What you need to do: Produce a word-for-word copy of the listing below without its pictures.

══ Stored records ══

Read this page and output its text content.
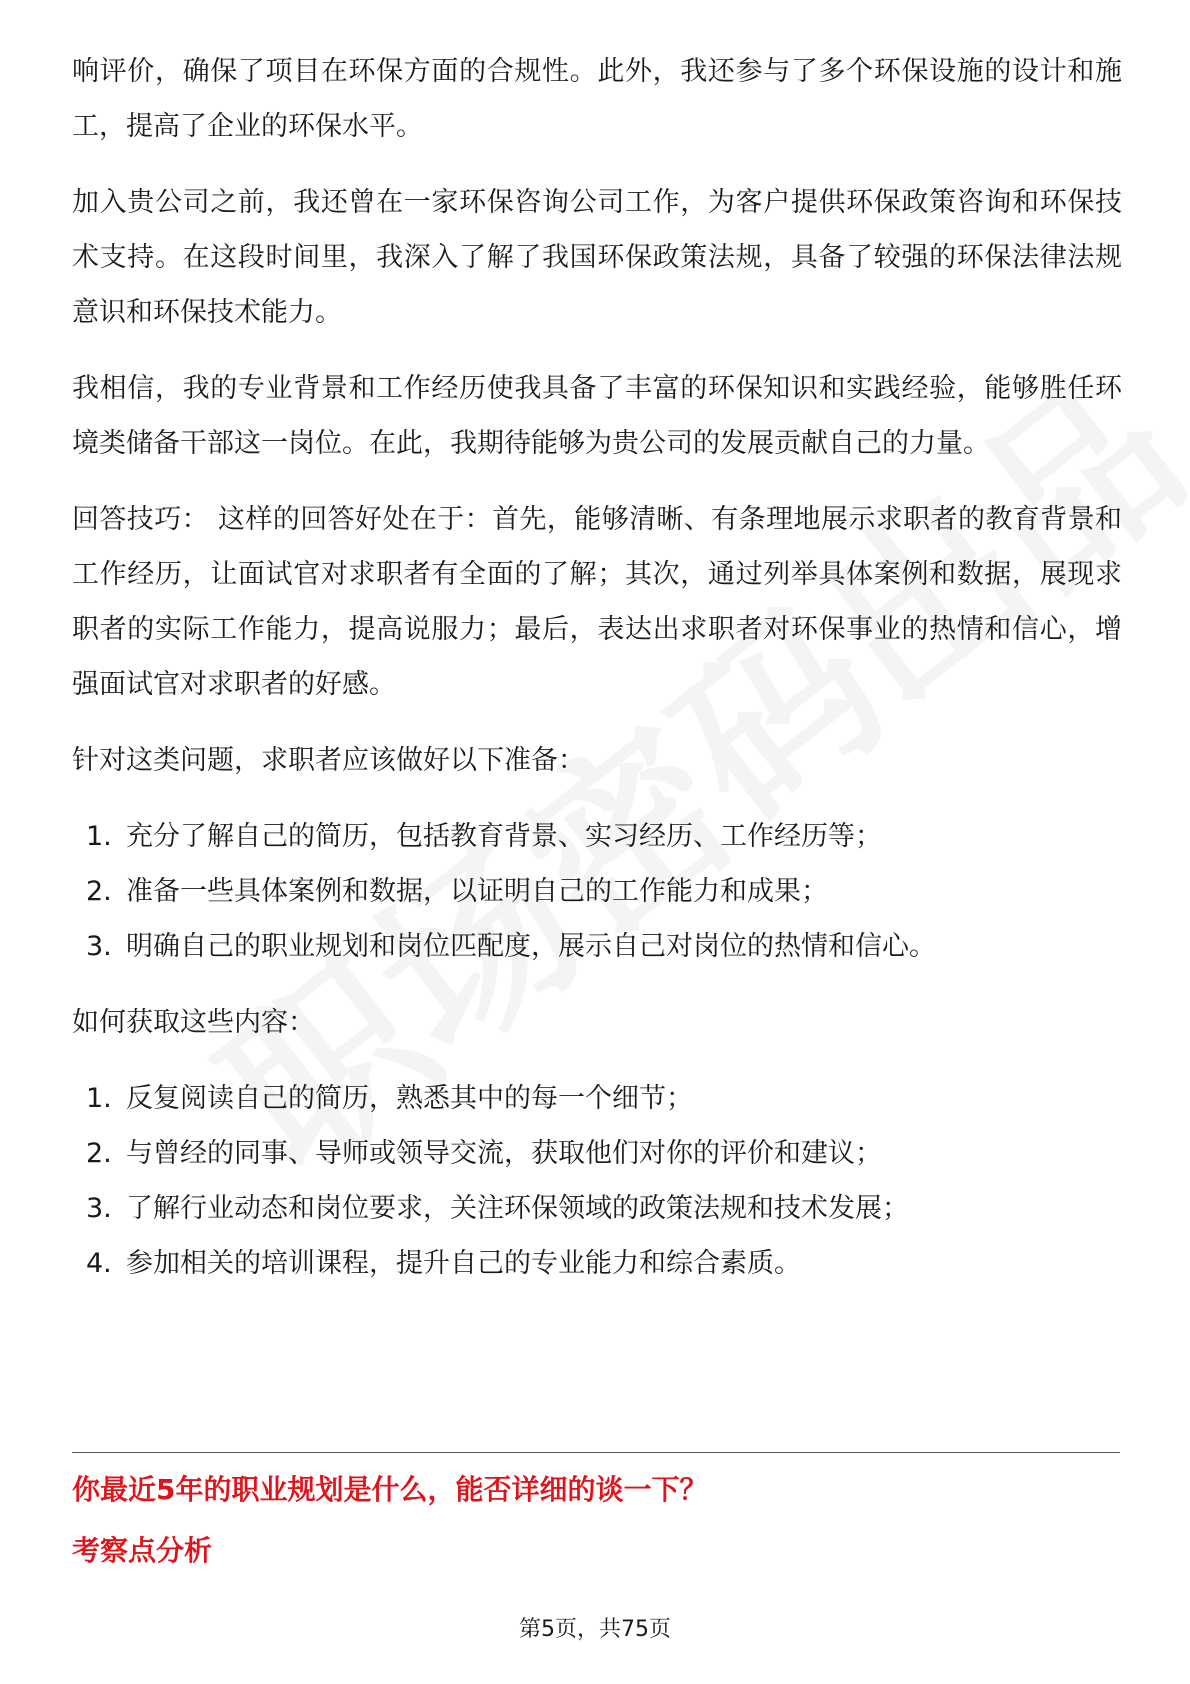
响评价，确保了项目在环保方面的合规性。此外，我还参与了多个环保设施的设计和施工，提高了企业的环保水平。

加入贵公司之前，我还曾在一家环保咨询公司工作，为客户提供环保政策咨询和环保技术支持。在这段时间里，我深入了解了我国环保政策法规，具备了较强的环保法律法规意识和环保技术能力。

我相信，我的专业背景和工作经历使我具备了丰富的环保知识和实践经验，能够胜任环境类储备干部这一岗位。在此，我期待能够为贵公司的发展贡献自己的力量。

回答技巧： 这样的回答好处在于：首先，能够清晰、有条理地展示求职者的教育背景和工作经历，让面试官对求职者有全面的了解；其次，通过列举具体案例和数据，展现求职者的实际工作能力，提高说服力；最后，表达出求职者对环保事业的热情和信心，增强面试官对求职者的好感。

针对这类问题，求职者应该做好以下准备：

1. 充分了解自己的简历，包括教育背景、实习经历、工作经历等；
2. 准备一些具体案例和数据，以证明自己的工作能力和成果；
3. 明确自己的职业规划和岗位匹配度，展示自己对岗位的热情和信心。

如何获取这些内容：

1. 反复阅读自己的简历，熟悉其中的每一个细节；
2. 与曾经的同事、导师或领导交流，获取他们对你的评价和建议；
3. 了解行业动态和岗位要求，关注环保领域的政策法规和技术发展；
4. 参加相关的培训课程，提升自己的专业能力和综合素质。
你最近5年的职业规划是什么，能否详细的谈一下？
考察点分析
第5页，共75页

═══

Exercise result:
Read this page and output its text content.
响评价，确保了项目在环保方面的合规性。此外，我还参与了多个环保设施的设计和施工，提高了企业的环保水平。

加入贵公司之前，我还曾在一家环保咨询公司工作，为客户提供环保政策咨询和环保技术支持。在这段时间里，我深入了解了我国环保政策法规，具备了较强的环保法律法规意识和环保技术能力。

我相信，我的专业背景和工作经历使我具备了丰富的环保知识和实践经验，能够胜任环境类储备干部这一岗位。在此，我期待能够为贵公司的发展贡献自己的力量。

回答技巧： 这样的回答好处在于：首先，能够清晰、有条理地展示求职者的教育背景和工作经历，让面试官对求职者有全面的了解；其次，通过列举具体案例和数据，展现求职者的实际工作能力，提高说服力；最后，表达出求职者对环保事业的热情和信心，增强面试官对求职者的好感。

针对这类问题，求职者应该做好以下准备：

1. 充分了解自己的简历，包括教育背景、实习经历、工作经历等；
2. 准备一些具体案例和数据，以证明自己的工作能力和成果；
3. 明确自己的职业规划和岗位匹配度，展示自己对岗位的热情和信心。

如何获取这些内容：

1. 反复阅读自己的简历，熟悉其中的每一个细节；
2. 与曾经的同事、导师或领导交流，获取他们对你的评价和建议；
3. 了解行业动态和岗位要求，关注环保领域的政策法规和技术发展；
4. 参加相关的培训课程，提升自己的专业能力和综合素质。
你最近5年的职业规划是什么，能否详细的谈一下？
考察点分析
第5页，共75页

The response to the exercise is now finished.